Each line below should be reproduced without any alteration.

......

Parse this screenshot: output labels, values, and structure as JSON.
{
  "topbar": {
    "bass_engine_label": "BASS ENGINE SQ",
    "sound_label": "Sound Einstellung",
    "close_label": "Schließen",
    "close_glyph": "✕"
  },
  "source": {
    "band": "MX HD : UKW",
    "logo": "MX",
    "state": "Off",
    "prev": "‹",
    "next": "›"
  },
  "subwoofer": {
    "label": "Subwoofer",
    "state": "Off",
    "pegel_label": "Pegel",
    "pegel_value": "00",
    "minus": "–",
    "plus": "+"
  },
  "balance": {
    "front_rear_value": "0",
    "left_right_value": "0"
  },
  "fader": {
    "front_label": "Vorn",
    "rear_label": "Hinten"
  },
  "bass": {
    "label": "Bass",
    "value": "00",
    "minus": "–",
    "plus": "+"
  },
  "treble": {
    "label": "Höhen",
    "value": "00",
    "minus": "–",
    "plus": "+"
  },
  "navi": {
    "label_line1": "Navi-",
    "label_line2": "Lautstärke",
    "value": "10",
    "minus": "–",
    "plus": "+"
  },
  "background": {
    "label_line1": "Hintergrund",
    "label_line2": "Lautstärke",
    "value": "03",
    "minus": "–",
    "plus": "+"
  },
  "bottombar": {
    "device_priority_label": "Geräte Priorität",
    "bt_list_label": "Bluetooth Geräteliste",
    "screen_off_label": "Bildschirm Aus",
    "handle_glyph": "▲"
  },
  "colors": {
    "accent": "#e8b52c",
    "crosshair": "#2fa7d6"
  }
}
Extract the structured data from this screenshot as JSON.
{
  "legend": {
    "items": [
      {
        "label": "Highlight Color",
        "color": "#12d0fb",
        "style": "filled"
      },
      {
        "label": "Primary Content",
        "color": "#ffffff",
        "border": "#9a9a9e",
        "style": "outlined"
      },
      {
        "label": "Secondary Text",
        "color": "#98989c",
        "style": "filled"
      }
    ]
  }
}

......

Expected answer:
Parse this screenshot: output labels, values, and structure as JSON.
{
  "topbar": {
    "bass_engine_label": "BASS ENGINE SQ",
    "sound_label": "Sound Einstellung",
    "close_label": "Schließen",
    "close_glyph": "✕"
  },
  "source": {
    "band": "MX HD : UKW",
    "logo": "MX",
    "state": "Off",
    "prev": "‹",
    "next": "›"
  },
  "subwoofer": {
    "label": "Subwoofer",
    "state": "Off",
    "pegel_label": "Pegel",
    "pegel_value": "00",
    "minus": "–",
    "plus": "+"
  },
  "balance": {
    "front_rear_value": "0",
    "left_right_value": "0"
  },
  "fader": {
    "front_label": "Vorn",
    "rear_label": "Hinten"
  },
  "bass": {
    "label": "Bass",
    "value": "00",
    "minus": "–",
    "plus": "+"
  },
  "treble": {
    "label": "Höhen",
    "value": "00",
    "minus": "–",
    "plus": "+"
  },
  "navi": {
    "label_line1": "Navi-",
    "label_line2": "Lautstärke",
    "value": "10",
    "minus": "–",
    "plus": "+"
  },
  "background": {
    "label_line1": "Hintergrund",
    "label_line2": "Lautstärke",
    "value": "03",
    "minus": "–",
    "plus": "+"
  },
  "bottombar": {
    "device_priority_label": "Geräte Priorität",
    "bt_list_label": "Bluetooth Geräteliste",
    "screen_off_label": "Bildschirm Aus",
    "handle_glyph": "▲"
  },
  "colors": {
    "accent": "#e8b52c",
    "crosshair": "#2fa7d6"
  }
}
Extract the structured data from this screenshot as JSON.
{
  "legend": {
    "items": [
      {
        "label": "Highlight Color",
        "color": "#12d0fb",
        "style": "filled"
      },
      {
        "label": "Primary Content",
        "color": "#ffffff",
        "border": "#9a9a9e",
        "style": "outlined"
      },
      {
        "label": "Secondary Text",
        "color": "#98989c",
        "style": "filled"
      }
    ]
  }
}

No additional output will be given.